(Reading passage):

Opportunities Provided by Open Data and Reproducibility

Some thoughts on getting started with open data and reproducibility. A talk delivered at the University of Toronto, Stellar Stats Workshop, 28 May 2021, organised by Gwen Eadie & Josh Speagle.

Author

Rohan Alexander

Published

May 23, 2021

Introduction

Hi, my name is Rohan Alexander. Thank you very much to Gwen and Josh for the opportunity to speak. I’m a baby professor at the University of Toronto, in the Faculty of Information and the Department of Statistical Sciences. Today I would like to talk about taking some baby steps toward open data and reproducibility. And in particular the opportunities provided by open data and reproducibility across applied statistics and astronomy.

I’d like to talk about three benefits of openness and reproducibility:

improved diversity broadly;
improving your own (future) life; and
building on-ramps for your collaborators.

And then three baby steps that you could get started with this afternoon:

buy a bunch of notebooks;
write a datasheet; and
make a software package.

Three benefits

By way of background, M. Alexander (2019) says ‘research is reproducible if it can be reproduced exactly, given all the materials used in the study’. She goes on:

Reproducibility is not just publishing your analysis code. The entire workflow of a research project––from formulating hypotheses to dissemination of your results––has decisions and steps that ideally should be reproducible.

Open Data Institute (2017) defines open data as ‘data that’s available to everyone to access, use and share.’ Open data enables reproducibility and is the bedrock of progress.

Improved diversity

The first benefit that I see is improved diversity, broadly, in our fields. By making our work accessible to more people, we help to to make education and research resources more equitable. In Canadian STEM fields diversity at an undergraduate level is not great, but it’s also not too bad—we reflect broader Canadian society to some extent—but at each successive level we significantly worsen (Villemure and Webb 2017). In my own Department of Statistical Sciences, University Professor Nancy Reid was the only tenured research-track woman in the department for decades. And in astronomy, speaking more broadly, Prescord-Weinstein (2021, 132) says ‘I’ve never met a Black woman professor in the field of theoretical cosmology because I am the first—not just the first professor, but also the first Black woman cosmology theory PhD’¹.

Improving diversity is important because diverse teams are associated with higher performance (Hunt et al. 2020). That’s just a correlation, but thinking about my own experiences, I do think that diversity in my own team improved my productivity. For instance, I’ve found that students with different experiences push back and criticize me about things that I haven’t considered. Improving those aspects makes the work better.

(Stored records):

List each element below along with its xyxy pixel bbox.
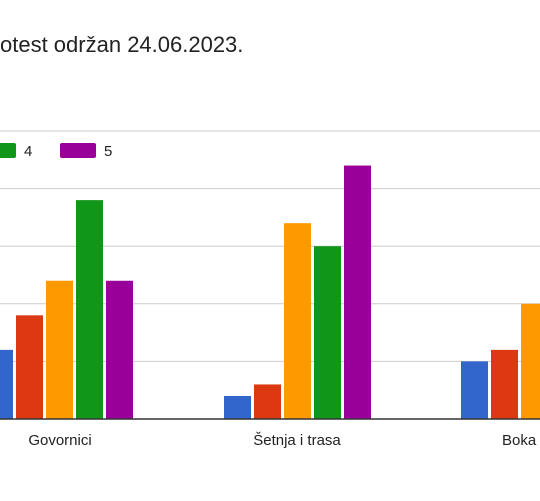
bar (254, 384, 281, 419)
bar (46, 280, 73, 419)
bar (284, 223, 311, 419)
x-tick-label: Govornici (28, 432, 91, 449)
bar (76, 200, 103, 419)
bar (224, 395, 251, 419)
legend-swatch (0, 143, 16, 158)
bar (314, 246, 341, 419)
x-tick-label: Boka (502, 432, 537, 449)
legend-label: 4 (24, 143, 32, 160)
bar (106, 280, 133, 419)
legend-swatch (60, 143, 96, 158)
legend-label: 5 (104, 143, 112, 160)
bars (0, 165, 540, 419)
bar (461, 361, 488, 419)
x-tick-label: Šetnja i trasa (253, 432, 341, 449)
bar (344, 165, 371, 419)
bar (491, 349, 518, 419)
bar (521, 303, 540, 419)
chart-title: otest održan 24.06.2023. (0, 32, 243, 57)
bar (0, 349, 13, 419)
x-axis-labels: Govornici Šetnja i trasa Boka (28, 432, 537, 449)
bar (16, 315, 43, 419)
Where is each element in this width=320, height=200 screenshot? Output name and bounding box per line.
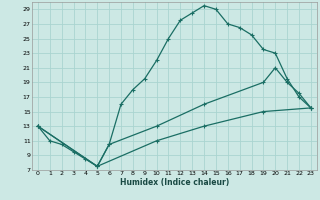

(Actions to take):
• a. In the talk, who organized the workshop where it was given?
• b. Please rewrite the part of the talk that opens with the words containing "Hi, my name" and closes with "statistics and astronomy.", putting "chance" wherever "opportunity" appears.
The data above has no connection to the talk.

(Solutions in order):
• a. Gwen Eadie and Josh Speagle.

• b.
Hi, my name is Rohan Alexander. Thank you very much to Gwen and Josh for the chance to speak. I’m a baby professor at the University of Toronto, in the Faculty of Information and the Department of Statistical Sciences. Today I would like to talk about taking some baby steps toward open data and reproducibility. And in particular the opportunities provided by open data and reproducibility across applied statistics and astronomy.